# [Problem description]
Check each line of the records below and collect those that include the word "text".

# [Records shown]
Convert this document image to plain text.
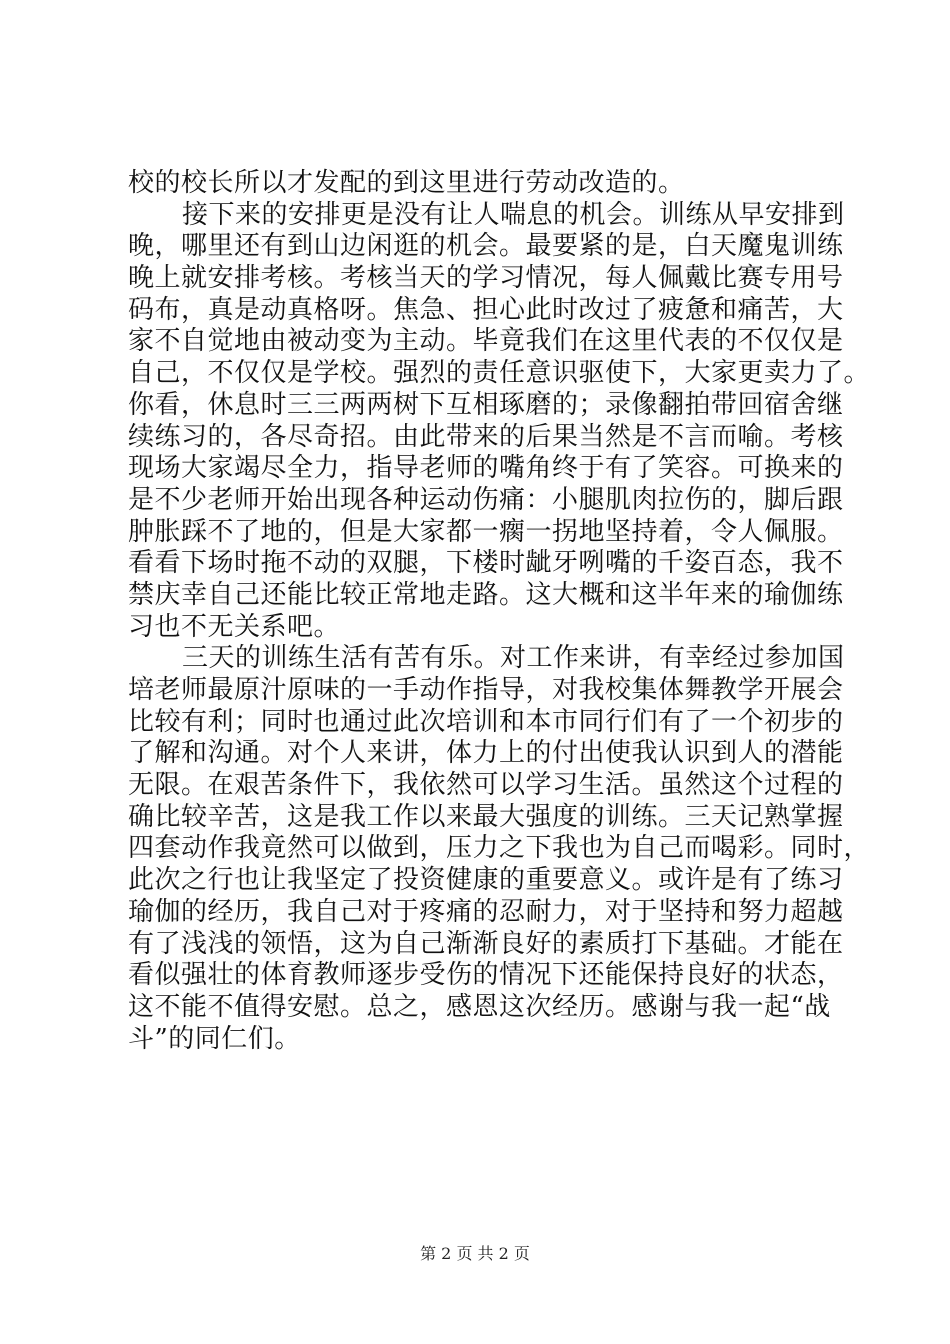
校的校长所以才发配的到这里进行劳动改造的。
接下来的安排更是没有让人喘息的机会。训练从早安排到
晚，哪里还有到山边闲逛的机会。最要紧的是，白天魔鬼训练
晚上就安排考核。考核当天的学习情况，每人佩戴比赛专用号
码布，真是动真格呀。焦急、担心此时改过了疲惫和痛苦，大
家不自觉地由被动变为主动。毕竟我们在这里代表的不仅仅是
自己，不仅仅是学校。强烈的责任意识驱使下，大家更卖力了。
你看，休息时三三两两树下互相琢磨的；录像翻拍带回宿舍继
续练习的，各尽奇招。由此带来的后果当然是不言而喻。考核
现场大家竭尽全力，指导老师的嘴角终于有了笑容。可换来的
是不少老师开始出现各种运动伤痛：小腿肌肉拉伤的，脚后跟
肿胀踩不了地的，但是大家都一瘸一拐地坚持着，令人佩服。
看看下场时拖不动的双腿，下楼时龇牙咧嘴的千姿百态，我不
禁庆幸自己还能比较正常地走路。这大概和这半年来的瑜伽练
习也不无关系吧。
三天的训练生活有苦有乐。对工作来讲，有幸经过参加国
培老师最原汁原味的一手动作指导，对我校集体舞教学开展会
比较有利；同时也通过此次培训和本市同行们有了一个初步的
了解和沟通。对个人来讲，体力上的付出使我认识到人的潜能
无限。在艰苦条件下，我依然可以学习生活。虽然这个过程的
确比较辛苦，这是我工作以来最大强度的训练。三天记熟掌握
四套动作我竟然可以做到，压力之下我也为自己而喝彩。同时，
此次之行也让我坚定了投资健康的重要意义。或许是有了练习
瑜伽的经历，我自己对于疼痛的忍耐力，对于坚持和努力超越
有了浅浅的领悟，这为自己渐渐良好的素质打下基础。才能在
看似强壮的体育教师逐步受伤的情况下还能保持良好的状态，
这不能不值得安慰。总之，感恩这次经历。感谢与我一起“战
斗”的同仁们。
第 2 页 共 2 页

==

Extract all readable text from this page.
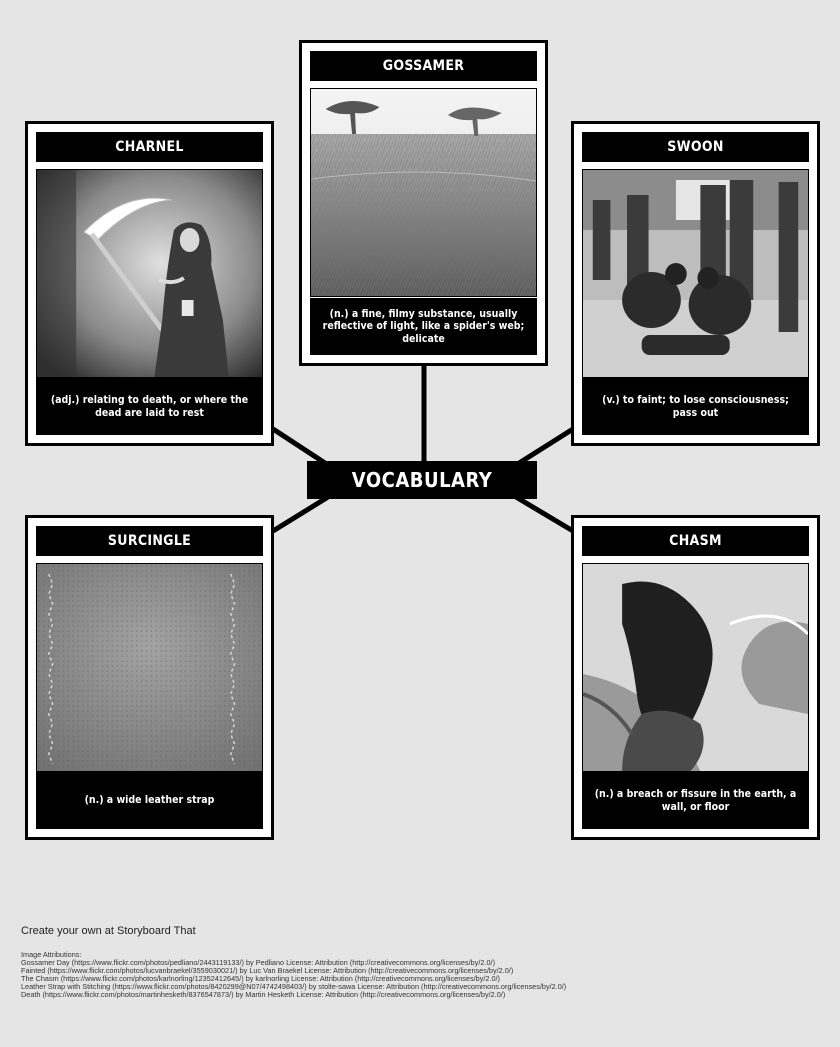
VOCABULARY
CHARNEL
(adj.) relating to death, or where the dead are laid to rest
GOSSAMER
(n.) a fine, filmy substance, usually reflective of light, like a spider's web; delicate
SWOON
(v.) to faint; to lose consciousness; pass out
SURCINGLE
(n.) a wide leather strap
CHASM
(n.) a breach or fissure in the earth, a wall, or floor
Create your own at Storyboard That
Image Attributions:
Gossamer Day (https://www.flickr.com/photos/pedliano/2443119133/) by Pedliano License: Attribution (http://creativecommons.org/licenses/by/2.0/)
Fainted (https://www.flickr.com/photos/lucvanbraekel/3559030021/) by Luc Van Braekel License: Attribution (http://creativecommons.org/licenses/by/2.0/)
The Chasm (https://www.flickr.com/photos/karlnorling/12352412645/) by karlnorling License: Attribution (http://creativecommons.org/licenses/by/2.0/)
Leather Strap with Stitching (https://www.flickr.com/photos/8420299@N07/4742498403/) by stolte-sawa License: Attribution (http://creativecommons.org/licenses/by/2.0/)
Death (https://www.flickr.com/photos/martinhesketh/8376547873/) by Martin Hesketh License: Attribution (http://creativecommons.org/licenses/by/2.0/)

# [Result of this exercise]
Convert this document image to plain text.
Extract all readable text from this page.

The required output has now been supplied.